Extracts from a graphics dataset

◇ ◇ ◇ ◇

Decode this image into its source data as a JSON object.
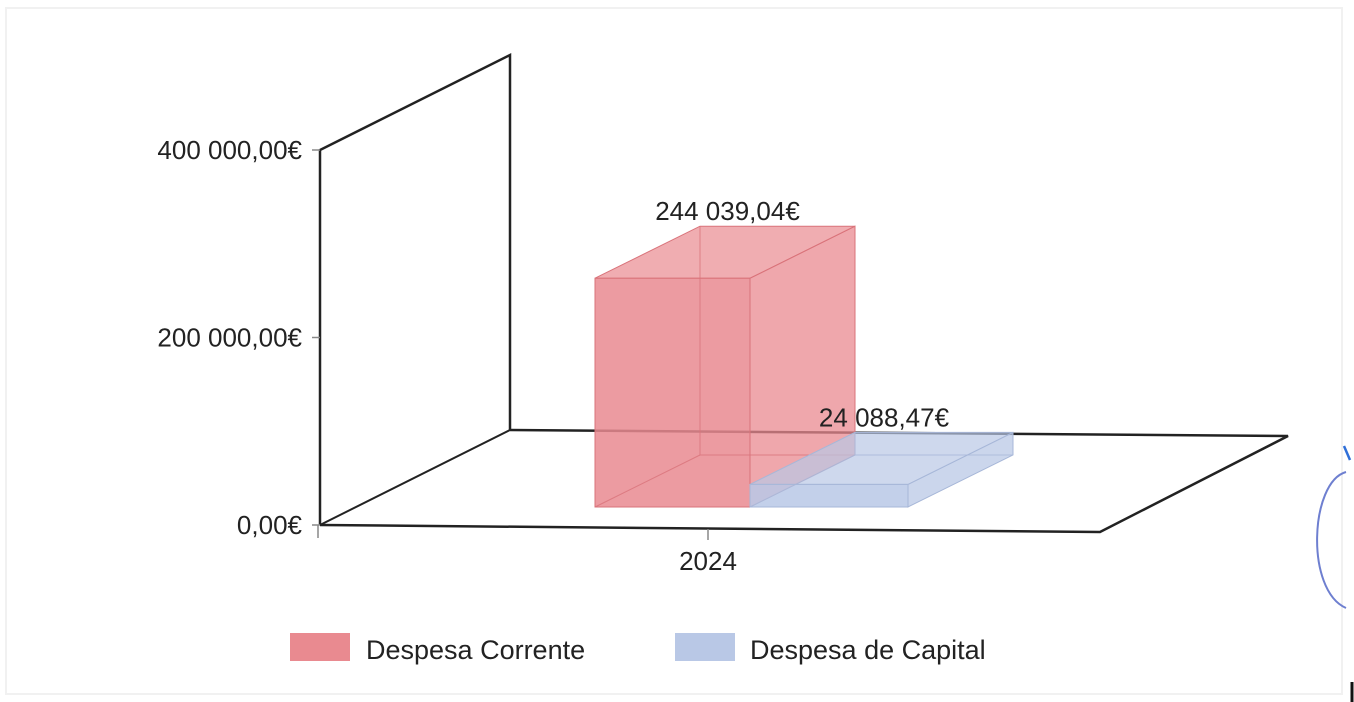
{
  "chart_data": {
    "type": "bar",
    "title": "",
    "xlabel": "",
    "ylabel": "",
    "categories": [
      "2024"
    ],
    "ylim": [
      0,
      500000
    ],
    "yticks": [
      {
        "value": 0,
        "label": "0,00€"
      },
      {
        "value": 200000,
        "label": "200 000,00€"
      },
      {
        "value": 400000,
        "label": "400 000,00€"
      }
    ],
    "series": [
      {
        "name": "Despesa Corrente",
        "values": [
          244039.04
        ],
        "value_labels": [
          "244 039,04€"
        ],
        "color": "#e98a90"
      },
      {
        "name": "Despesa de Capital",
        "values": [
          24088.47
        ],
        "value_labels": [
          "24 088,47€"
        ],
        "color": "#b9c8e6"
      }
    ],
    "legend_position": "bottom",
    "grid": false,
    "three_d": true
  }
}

◇ ◇ ◇ ◇

[Objective] Each entry must be retyped word for word, with every image omitted.

[Final answer]
Decode this image into its source data as a JSON object.
{
  "chart_data": {
    "type": "bar",
    "title": "",
    "xlabel": "",
    "ylabel": "",
    "categories": [
      "2024"
    ],
    "ylim": [
      0,
      500000
    ],
    "yticks": [
      {
        "value": 0,
        "label": "0,00€"
      },
      {
        "value": 200000,
        "label": "200 000,00€"
      },
      {
        "value": 400000,
        "label": "400 000,00€"
      }
    ],
    "series": [
      {
        "name": "Despesa Corrente",
        "values": [
          244039.04
        ],
        "value_labels": [
          "244 039,04€"
        ],
        "color": "#e98a90"
      },
      {
        "name": "Despesa de Capital",
        "values": [
          24088.47
        ],
        "value_labels": [
          "24 088,47€"
        ],
        "color": "#b9c8e6"
      }
    ],
    "legend_position": "bottom",
    "grid": false,
    "three_d": true
  }
}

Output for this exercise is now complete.